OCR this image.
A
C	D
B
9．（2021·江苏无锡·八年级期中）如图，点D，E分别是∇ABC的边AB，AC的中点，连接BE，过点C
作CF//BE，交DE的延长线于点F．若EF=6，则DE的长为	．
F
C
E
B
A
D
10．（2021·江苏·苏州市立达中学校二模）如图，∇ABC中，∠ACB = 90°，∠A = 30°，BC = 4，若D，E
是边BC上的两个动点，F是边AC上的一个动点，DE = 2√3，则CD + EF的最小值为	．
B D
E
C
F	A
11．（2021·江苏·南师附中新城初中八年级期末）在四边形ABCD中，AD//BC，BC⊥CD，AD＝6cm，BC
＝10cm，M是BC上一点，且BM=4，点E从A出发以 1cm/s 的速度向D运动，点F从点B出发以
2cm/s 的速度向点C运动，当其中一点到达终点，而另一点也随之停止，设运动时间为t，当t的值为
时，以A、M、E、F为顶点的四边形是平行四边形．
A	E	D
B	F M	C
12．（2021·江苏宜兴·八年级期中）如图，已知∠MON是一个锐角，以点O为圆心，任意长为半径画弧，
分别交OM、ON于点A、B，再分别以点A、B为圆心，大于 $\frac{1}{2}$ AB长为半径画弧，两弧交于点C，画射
= = = = =
# Exercise details:
Transcribe every line of the data, exactly as it stands.

# Response for this exercise:
OCR this image.
A
C	D
B
9．（2021·江苏无锡·八年级期中）如图，点D，E分别是∇ABC的边AB，AC的中点，连接BE，过点C
作CF//BE，交DE的延长线于点F．若EF=6，则DE的长为	．
F
C
E
B
A
D
10．（2021·江苏·苏州市立达中学校二模）如图，∇ABC中，∠ACB = 90°，∠A = 30°，BC = 4，若D，E
是边BC上的两个动点，F是边AC上的一个动点，DE = 2√3，则CD + EF的最小值为	．
B D
E
C
F	A
11．（2021·江苏·南师附中新城初中八年级期末）在四边形ABCD中，AD//BC，BC⊥CD，AD＝6cm，BC
＝10cm，M是BC上一点，且BM=4，点E从A出发以 1cm/s 的速度向D运动，点F从点B出发以
2cm/s 的速度向点C运动，当其中一点到达终点，而另一点也随之停止，设运动时间为t，当t的值为
时，以A、M、E、F为顶点的四边形是平行四边形．
A	E	D
B	F M	C
12．（2021·江苏宜兴·八年级期中）如图，已知∠MON是一个锐角，以点O为圆心，任意长为半径画弧，
分别交OM、ON于点A、B，再分别以点A、B为圆心，大于 $\frac{1}{2}$ AB长为半径画弧，两弧交于点C，画射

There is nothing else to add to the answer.